** Start Supplied material **
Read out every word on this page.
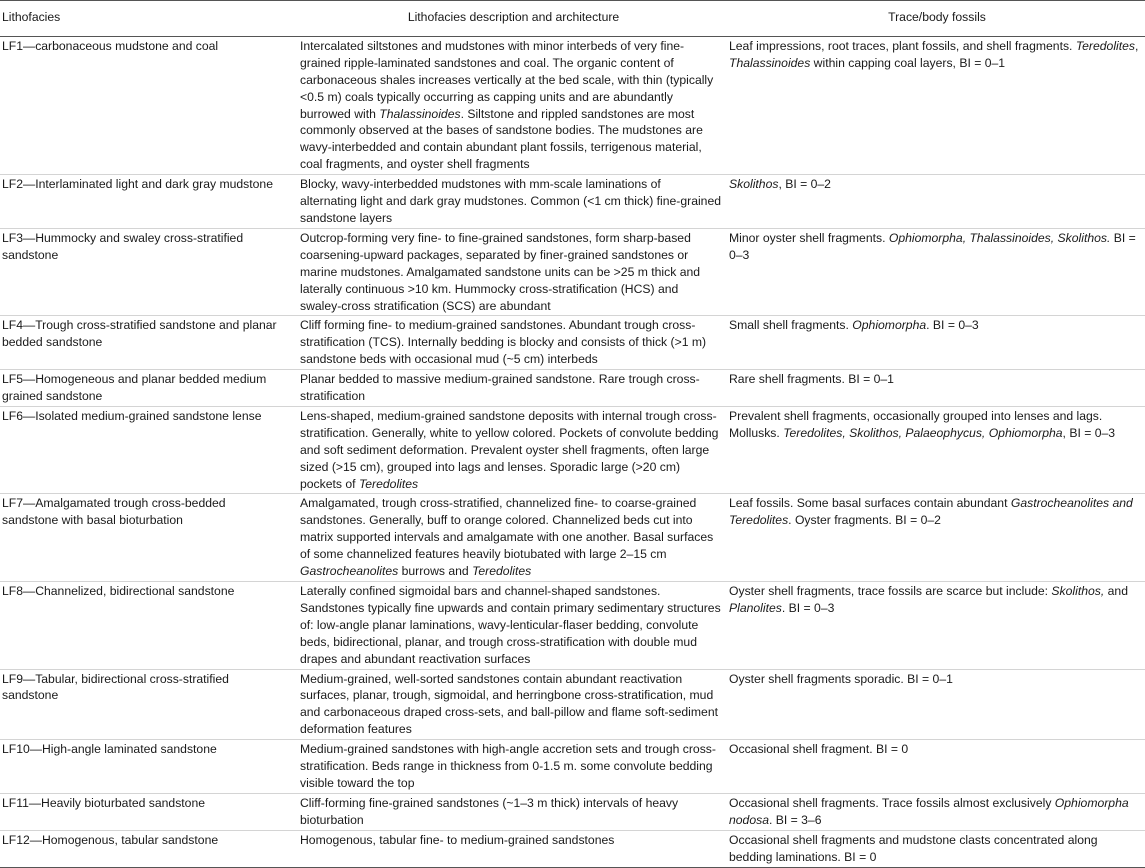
Lithofacies	Lithofacies description and architecture	Trace/body fossils
LF1—carbonaceous mudstone and coal	Intercalated siltstones and mudstones with minor interbeds of very fine-grained ripple-laminated sandstones and coal. The organic content of carbonaceous shales increases vertically at the bed scale, with thin (typically <0.5 m) coals typically occurring as capping units and are abundantly burrowed with Thalassinoides. Siltstone and rippled sandstones are most commonly observed at the bases of sandstone bodies. The mudstones are wavy-interbedded and contain abundant plant fossils, terrigenous material, coal fragments, and oyster shell fragments	Leaf impressions, root traces, plant fossils, and shell fragments. Teredolites, Thalassinoides within capping coal layers, BI = 0–1
LF2—Interlaminated light and dark gray mudstone	Blocky, wavy-interbedded mudstones with mm-scale laminations of alternating light and dark gray mudstones. Common (<1 cm thick) fine-grained sandstone layers	Skolithos, BI = 0–2
LF3—Hummocky and swaley cross-stratified sandstone	Outcrop-forming very fine- to fine-grained sandstones, form sharp-based coarsening-upward packages, separated by finer-grained sandstones or marine mudstones. Amalgamated sandstone units can be >25 m thick and laterally continuous >10 km. Hummocky cross-stratification (HCS) and swaley-cross stratification (SCS) are abundant	Minor oyster shell fragments. Ophiomorpha, Thalassinoides, Skolithos. BI = 0–3
LF4—Trough cross-stratified sandstone and planar bedded sandstone	Cliff forming fine- to medium-grained sandstones. Abundant trough cross-stratification (TCS). Internally bedding is blocky and consists of thick (>1 m) sandstone beds with occasional mud (~5 cm) interbeds	Small shell fragments. Ophiomorpha. BI = 0–3
LF5—Homogeneous and planar bedded medium grained sandstone	Planar bedded to massive medium-grained sandstone. Rare trough cross-stratification	Rare shell fragments. BI = 0–1
LF6—Isolated medium-grained sandstone lense	Lens-shaped, medium-grained sandstone deposits with internal trough cross-stratification. Generally, white to yellow colored. Pockets of convolute bedding and soft sediment deformation. Prevalent oyster shell fragments, often large sized (>15 cm), grouped into lags and lenses. Sporadic large (>20 cm) pockets of Teredolites	Prevalent shell fragments, occasionally grouped into lenses and lags. Mollusks. Teredolites, Skolithos, Palaeophycus, Ophiomorpha, BI = 0–3
LF7—Amalgamated trough cross-bedded sandstone with basal bioturbation	Amalgamated, trough cross-stratified, channelized fine- to coarse-grained sandstones. Generally, buff to orange colored. Channelized beds cut into matrix supported intervals and amalgamate with one another. Basal surfaces of some channelized features heavily biotubated with large 2–15 cm Gastrocheanolites burrows and Teredolites	Leaf fossils. Some basal surfaces contain abundant Gastrocheanolites and Teredolites. Oyster fragments. BI = 0–2
LF8—Channelized, bidirectional sandstone	Laterally confined sigmoidal bars and channel-shaped sandstones. Sandstones typically fine upwards and contain primary sedimentary structures of: low-angle planar laminations, wavy-lenticular-flaser bedding, convolute beds, bidirectional, planar, and trough cross-stratification with double mud drapes and abundant reactivation surfaces	Oyster shell fragments, trace fossils are scarce but include: Skolithos, and Planolites. BI = 0–3
LF9—Tabular, bidirectional cross-stratified sandstone	Medium-grained, well-sorted sandstones contain abundant reactivation surfaces, planar, trough, sigmoidal, and herringbone cross-stratification, mud and carbonaceous draped cross-sets, and ball-pillow and flame soft-sediment deformation features	Oyster shell fragments sporadic. BI = 0–1
LF10—High-angle laminated sandstone	Medium-grained sandstones with high-angle accretion sets and trough cross-stratification. Beds range in thickness from 0-1.5 m. some convolute bedding visible toward the top	Occasional shell fragment. BI = 0
LF11—Heavily bioturbated sandstone	Cliff-forming fine-grained sandstones (~1–3 m thick) intervals of heavy bioturbation	Occasional shell fragments. Trace fossils almost exclusively Ophiomorpha nodosa. BI = 3–6
LF12—Homogenous, tabular sandstone	Homogenous, tabular fine- to medium-grained sandstones	Occasional shell fragments and mudstone clasts concentrated along bedding laminations. BI = 0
** End Supplied material **
◆ **Aim of the task**
Find the lines with the string "some" and reproduce them.

◆ **Answer to this exercise**
LF7—Amalgamated trough cross-bedded sandstone with basal bioturbation	Amalgamated, trough cross-stratified, channelized fine- to coarse-grained sandstones. Generally, buff to orange colored. Channelized beds cut into matrix supported intervals and amalgamate with one another. Basal surfaces of some channelized features heavily biotubated with large 2–15 cm Gastrocheanolites burrows and Teredolites	Leaf fossils. Some basal surfaces contain abundant Gastrocheanolites and Teredolites. Oyster fragments. BI = 0–2
LF10—High-angle laminated sandstone	Medium-grained sandstones with high-angle accretion sets and trough cross-stratification. Beds range in thickness from 0-1.5 m. some convolute bedding visible toward the top	Occasional shell fragment. BI = 0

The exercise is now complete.